• _What is being asked_: Return all lines where the word "content" can be found.

Begin Data provided

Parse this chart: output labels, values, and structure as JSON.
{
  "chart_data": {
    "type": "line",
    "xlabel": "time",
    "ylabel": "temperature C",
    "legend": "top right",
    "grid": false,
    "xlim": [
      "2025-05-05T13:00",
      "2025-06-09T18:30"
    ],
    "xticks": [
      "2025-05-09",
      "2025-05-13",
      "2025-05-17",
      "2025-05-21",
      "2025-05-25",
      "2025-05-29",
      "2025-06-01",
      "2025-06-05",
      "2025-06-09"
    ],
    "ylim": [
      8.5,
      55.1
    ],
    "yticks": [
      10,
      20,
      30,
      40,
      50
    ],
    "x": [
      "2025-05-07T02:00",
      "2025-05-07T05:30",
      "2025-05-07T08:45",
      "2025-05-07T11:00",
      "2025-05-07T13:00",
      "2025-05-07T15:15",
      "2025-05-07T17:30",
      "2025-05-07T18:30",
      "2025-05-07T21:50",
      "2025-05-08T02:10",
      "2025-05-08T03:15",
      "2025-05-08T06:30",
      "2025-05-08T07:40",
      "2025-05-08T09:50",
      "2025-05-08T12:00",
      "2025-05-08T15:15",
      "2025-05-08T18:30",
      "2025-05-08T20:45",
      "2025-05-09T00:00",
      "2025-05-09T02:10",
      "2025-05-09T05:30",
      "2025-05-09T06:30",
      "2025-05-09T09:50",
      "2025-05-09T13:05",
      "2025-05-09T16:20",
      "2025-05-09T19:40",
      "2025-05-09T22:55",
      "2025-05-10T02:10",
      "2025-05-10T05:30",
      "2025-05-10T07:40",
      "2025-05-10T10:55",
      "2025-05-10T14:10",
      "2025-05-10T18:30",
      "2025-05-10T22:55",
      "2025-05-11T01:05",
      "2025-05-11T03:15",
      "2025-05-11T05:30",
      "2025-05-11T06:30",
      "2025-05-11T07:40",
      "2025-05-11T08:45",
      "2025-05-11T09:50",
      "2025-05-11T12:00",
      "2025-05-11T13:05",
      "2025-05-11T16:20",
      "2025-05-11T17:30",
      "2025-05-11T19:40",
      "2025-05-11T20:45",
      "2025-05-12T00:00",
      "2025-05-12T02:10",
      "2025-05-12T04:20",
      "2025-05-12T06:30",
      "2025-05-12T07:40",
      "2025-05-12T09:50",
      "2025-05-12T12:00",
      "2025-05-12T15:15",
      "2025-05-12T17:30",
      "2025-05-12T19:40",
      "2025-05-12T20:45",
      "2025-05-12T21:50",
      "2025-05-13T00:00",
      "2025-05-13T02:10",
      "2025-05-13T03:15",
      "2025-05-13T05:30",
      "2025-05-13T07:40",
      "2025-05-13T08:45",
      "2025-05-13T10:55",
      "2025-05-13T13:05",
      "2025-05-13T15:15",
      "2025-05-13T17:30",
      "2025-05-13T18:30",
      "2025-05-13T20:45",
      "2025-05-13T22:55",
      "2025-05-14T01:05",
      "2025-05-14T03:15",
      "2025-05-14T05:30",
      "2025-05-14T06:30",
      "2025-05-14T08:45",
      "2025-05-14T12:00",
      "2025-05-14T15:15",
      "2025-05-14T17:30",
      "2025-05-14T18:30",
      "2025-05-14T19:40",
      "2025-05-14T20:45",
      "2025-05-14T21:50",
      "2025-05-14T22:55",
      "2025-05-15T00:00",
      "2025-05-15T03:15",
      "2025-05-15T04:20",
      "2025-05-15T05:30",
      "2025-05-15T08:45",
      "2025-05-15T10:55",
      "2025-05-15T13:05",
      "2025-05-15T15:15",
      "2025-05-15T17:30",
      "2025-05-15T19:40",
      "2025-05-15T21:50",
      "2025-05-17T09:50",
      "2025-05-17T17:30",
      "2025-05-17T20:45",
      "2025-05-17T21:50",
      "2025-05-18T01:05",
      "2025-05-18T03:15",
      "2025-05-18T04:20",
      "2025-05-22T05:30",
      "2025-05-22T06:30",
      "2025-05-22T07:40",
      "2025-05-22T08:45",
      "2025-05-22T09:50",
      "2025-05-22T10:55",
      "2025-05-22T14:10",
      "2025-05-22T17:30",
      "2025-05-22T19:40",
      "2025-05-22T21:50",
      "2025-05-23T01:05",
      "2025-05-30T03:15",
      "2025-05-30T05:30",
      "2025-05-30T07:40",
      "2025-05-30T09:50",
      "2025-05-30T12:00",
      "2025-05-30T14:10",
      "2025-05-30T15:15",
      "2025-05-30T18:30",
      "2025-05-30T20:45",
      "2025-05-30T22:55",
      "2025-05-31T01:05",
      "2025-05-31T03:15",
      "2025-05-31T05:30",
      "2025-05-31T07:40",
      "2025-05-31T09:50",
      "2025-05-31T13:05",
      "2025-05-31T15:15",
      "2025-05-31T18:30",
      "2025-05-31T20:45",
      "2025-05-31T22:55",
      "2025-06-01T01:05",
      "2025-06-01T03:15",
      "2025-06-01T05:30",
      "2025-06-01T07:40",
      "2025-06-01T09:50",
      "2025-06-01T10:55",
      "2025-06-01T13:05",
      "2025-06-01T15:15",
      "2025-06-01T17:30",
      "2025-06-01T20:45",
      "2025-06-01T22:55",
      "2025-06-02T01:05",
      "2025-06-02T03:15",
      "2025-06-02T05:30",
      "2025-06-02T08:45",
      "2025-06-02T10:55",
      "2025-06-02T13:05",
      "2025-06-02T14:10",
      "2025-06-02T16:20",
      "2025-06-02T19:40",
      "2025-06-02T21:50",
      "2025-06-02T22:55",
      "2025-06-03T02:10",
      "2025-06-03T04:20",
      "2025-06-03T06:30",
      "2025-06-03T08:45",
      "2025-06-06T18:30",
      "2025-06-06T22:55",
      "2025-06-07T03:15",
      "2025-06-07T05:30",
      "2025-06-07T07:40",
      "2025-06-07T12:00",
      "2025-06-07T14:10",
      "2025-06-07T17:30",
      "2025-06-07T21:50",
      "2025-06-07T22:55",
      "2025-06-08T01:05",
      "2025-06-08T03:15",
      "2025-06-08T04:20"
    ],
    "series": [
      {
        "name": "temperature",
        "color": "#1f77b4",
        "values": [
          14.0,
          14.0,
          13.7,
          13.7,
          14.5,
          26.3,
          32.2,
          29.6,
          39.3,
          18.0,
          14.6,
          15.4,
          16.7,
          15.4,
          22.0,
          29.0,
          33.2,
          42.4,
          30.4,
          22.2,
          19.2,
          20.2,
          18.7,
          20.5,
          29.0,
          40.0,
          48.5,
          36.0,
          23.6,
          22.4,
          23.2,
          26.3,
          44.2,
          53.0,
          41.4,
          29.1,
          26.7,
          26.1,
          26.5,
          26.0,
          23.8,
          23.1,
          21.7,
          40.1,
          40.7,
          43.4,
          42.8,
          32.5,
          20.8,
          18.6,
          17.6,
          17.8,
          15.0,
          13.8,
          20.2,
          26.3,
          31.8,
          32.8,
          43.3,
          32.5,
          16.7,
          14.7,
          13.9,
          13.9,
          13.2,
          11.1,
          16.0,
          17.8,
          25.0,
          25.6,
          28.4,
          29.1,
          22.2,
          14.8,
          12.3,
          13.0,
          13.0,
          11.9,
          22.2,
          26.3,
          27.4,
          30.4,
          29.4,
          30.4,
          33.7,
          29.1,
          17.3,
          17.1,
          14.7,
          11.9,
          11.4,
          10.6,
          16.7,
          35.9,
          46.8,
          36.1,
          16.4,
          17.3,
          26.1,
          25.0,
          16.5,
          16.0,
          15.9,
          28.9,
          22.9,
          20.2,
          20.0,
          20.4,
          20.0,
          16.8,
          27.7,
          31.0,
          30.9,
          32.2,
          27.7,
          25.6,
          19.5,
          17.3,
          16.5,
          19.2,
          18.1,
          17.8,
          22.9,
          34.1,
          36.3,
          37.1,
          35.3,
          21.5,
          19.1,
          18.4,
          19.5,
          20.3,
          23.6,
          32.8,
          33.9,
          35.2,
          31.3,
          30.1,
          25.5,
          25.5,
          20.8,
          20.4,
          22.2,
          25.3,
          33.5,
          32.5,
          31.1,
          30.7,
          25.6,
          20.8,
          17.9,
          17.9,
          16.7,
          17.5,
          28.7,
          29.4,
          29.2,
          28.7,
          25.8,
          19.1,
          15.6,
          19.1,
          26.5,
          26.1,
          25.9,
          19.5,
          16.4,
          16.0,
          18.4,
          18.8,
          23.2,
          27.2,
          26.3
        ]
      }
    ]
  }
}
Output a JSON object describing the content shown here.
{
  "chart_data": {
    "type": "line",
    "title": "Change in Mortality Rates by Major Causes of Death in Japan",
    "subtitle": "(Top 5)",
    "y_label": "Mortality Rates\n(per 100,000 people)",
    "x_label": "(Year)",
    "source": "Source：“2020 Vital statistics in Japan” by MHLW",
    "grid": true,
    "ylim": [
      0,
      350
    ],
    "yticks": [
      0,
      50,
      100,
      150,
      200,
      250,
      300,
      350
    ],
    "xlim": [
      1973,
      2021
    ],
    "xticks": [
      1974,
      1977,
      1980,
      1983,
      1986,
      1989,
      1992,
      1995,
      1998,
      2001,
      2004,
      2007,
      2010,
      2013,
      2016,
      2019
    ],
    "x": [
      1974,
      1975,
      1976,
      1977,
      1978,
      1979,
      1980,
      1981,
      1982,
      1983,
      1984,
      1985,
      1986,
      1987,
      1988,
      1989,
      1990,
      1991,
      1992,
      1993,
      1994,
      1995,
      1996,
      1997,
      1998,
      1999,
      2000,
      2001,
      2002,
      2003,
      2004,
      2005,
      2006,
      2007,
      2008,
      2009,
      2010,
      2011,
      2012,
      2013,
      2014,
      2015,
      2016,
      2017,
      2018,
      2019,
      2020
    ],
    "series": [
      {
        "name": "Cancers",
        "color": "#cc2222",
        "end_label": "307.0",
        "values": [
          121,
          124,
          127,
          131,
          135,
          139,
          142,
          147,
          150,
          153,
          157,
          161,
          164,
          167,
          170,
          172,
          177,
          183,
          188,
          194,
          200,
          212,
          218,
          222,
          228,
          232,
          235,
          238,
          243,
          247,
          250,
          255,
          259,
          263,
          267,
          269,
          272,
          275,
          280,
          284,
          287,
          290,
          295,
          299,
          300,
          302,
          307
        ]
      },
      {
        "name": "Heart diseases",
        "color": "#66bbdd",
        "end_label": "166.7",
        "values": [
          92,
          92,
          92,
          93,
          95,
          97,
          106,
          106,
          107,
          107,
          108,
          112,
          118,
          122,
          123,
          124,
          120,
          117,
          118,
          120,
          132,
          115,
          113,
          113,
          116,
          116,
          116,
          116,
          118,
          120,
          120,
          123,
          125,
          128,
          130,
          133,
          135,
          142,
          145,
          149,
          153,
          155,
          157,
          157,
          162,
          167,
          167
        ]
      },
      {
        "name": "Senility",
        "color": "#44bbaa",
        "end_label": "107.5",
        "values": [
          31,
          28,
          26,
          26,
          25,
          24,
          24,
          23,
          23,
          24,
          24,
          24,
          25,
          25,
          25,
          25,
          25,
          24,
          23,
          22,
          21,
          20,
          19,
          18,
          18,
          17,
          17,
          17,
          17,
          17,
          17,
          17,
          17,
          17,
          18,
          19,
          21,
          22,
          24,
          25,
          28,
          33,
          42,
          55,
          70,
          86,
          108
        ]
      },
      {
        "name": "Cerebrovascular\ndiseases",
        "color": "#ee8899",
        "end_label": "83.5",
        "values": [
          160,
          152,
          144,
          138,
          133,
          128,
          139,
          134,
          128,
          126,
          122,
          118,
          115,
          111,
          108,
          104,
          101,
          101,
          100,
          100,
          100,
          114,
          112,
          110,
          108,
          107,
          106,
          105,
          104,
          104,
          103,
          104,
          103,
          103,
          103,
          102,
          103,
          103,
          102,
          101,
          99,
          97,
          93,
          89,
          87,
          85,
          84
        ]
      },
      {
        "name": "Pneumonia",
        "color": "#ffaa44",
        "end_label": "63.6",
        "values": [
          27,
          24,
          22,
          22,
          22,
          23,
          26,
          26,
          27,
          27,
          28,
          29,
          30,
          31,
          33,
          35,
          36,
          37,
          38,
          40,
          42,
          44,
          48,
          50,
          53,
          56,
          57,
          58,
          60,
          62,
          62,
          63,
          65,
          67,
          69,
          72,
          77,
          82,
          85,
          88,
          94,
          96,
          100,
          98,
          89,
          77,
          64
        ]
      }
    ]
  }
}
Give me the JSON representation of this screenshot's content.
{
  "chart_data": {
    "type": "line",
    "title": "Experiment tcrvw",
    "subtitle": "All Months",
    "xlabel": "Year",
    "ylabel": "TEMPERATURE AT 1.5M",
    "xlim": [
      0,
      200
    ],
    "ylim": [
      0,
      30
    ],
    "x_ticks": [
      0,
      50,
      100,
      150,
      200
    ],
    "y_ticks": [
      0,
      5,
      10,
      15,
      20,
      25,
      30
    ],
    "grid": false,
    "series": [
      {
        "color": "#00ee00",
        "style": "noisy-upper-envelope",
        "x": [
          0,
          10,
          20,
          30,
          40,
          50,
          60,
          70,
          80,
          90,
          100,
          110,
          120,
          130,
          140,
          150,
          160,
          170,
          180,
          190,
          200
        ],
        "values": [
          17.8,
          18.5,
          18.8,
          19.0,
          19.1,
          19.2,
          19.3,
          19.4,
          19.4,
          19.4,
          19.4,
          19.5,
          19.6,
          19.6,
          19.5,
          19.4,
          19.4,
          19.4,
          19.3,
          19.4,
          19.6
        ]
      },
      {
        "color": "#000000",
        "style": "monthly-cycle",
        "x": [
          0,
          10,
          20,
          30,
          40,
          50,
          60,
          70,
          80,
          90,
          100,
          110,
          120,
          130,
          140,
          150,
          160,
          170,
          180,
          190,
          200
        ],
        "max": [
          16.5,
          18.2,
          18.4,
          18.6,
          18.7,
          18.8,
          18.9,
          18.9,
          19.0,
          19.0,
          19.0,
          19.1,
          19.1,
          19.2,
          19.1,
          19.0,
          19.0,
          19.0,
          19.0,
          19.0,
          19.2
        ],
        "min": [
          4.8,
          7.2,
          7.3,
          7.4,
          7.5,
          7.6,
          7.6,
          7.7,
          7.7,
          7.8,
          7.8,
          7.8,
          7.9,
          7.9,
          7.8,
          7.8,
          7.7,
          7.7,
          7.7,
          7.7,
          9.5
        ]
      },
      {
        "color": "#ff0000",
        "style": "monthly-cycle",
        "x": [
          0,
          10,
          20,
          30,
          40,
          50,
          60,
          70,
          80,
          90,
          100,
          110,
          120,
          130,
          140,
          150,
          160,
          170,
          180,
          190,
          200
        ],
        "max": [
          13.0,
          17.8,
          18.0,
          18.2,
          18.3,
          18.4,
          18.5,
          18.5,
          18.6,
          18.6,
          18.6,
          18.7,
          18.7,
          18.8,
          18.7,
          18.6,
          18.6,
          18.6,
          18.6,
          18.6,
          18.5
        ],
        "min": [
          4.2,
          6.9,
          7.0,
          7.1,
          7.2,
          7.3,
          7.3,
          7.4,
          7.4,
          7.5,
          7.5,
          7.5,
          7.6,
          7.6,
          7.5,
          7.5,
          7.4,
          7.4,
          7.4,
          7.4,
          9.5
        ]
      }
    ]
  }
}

End Data provided

• _Written response_:
Output a JSON object describing the content shown here.
Give me the JSON representation of this screenshot's content.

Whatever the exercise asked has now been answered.